Ce grand entretien entre ces deux chroniqueurs des peuples surdéterminés et de leurs mémoires raturées, _l'un poète/philosophe et l'autre journaliste/écrivain tous deux martiniquais_ est très peu connu du public. Tony Delsham est Rédacteur en Chef de la revue martiniquaise Antilla d'où il est extrait et directeur de la maison d'édition Martinique Editions. 

Édouard GLISSANT :

"Nous n'avons pas dépouillé notre identitité..."

Né en 1928, poète, souvent associé à Saint John Perse avec lequel il prend, néanmoins quelques distances, romancier, essayiste, signataire du Manifeste des 121, vice-président du Parlement international des Écrivain, prix Renaudot 1958, Édouard glissant questionne le devenir d'un monde complexe.

Chantre de la "créolisation" et du metissage culturel , pour lui la rencontre, souvent violente, des peuples et des cultures est aujourd'hui condition d'une nouvelle manière d'être dans le monde, d'une identité enracinée dans un territoire mais riche de tous les terroirs mis en relation. La "relation" est le contraire de la domination culturelle et politique de l'Autre ou du multiculturalisme réducteur.

Entretien à bâton rompu avec Tony Delsham, que nous publierons en trois parties. Édouard Glissant explique ici pourquoi il refuse de figer, d'enfermer la question identitaire, ce que la négritude a eu tendance à faire en se référant à une origine unique pour dégager l'essence d'un "peuple", négligeant ainsi la complexité d'une société martiniquaise traversée par des composantes multiples (nègres, békés, mulâtres, koulis).

(Éléments de données)
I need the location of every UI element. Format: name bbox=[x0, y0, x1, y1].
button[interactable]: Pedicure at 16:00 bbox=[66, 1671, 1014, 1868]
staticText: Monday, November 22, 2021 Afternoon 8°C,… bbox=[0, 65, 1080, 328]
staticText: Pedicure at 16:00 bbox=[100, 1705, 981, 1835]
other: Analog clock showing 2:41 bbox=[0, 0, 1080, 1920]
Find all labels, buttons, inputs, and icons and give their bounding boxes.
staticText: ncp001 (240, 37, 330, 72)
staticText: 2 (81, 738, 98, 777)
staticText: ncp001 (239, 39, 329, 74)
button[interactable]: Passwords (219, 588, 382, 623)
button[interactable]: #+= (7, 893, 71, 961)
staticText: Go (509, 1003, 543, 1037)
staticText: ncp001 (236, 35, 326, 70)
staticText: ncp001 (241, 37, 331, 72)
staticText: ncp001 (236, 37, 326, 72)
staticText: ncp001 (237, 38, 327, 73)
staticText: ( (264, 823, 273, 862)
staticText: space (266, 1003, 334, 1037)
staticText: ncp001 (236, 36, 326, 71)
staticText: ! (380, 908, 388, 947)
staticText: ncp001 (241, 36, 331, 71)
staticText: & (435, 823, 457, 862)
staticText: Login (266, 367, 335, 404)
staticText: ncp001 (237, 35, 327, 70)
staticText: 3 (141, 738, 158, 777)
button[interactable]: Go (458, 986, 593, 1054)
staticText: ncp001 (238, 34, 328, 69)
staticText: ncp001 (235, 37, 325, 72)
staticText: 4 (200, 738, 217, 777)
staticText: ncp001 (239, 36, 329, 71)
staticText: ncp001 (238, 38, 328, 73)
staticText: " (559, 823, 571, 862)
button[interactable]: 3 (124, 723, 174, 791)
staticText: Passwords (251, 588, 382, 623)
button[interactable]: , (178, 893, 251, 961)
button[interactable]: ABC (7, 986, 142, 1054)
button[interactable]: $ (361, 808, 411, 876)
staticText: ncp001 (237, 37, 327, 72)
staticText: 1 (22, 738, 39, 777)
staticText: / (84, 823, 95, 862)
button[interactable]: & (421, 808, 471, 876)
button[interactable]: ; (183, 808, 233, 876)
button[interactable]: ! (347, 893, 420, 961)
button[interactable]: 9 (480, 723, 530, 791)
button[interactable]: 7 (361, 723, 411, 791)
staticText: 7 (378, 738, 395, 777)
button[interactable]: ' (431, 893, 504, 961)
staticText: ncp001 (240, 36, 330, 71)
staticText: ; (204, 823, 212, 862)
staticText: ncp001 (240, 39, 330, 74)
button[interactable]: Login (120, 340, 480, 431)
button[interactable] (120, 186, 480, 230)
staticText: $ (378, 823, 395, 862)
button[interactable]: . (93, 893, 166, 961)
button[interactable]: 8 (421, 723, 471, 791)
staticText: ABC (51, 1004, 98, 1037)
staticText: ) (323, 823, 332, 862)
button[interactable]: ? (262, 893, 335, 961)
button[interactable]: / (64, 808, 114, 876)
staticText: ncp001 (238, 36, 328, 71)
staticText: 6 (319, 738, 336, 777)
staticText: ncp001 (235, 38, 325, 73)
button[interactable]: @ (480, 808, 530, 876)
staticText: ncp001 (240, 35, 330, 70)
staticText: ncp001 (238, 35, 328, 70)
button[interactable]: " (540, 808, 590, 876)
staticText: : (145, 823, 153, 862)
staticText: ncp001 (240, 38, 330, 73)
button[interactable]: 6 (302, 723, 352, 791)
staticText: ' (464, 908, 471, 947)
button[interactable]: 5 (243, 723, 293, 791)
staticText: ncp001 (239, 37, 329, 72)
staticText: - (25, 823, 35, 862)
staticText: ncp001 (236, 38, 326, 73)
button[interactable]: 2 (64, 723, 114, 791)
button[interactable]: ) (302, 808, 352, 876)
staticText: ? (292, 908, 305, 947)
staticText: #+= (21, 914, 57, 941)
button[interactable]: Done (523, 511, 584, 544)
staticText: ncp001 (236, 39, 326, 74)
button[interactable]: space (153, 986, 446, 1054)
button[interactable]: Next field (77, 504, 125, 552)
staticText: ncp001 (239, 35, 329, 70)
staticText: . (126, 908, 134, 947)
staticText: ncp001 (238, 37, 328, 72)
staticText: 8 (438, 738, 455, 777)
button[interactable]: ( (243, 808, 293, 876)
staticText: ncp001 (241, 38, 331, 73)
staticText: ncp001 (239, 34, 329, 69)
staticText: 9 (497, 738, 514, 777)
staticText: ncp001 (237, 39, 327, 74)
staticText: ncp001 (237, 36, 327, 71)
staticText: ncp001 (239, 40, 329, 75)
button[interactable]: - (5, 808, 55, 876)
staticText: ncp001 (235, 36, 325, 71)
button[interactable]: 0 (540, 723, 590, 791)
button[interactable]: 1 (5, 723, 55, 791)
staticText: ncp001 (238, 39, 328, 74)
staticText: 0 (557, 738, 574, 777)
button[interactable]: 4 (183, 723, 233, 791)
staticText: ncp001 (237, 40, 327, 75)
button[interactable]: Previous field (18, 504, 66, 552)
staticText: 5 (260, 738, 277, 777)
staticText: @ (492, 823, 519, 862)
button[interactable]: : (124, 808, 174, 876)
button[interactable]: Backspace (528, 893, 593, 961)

Tâches à réaliser:
**A)** Traduisez en anglais cette phrase du texte sur Édouard Glissant : « La "relation" est le contraire de la domination culturelle et politique de l'Autre ou du multiculturalisme réducteur. »
**B)** Énumérez, s'il vous plaît, toutes les composantes de la société martiniquaise citées dans le texte sur Édouard Glissant.
Les lignes ne sont pas utiles pour ce travail.

Corrigé proposé:
**A)** "Relation" is the opposite of the cultural and political domination of the Other, or of reductive multiculturalism.

**B)** nègres, békés, mulâtres, koulis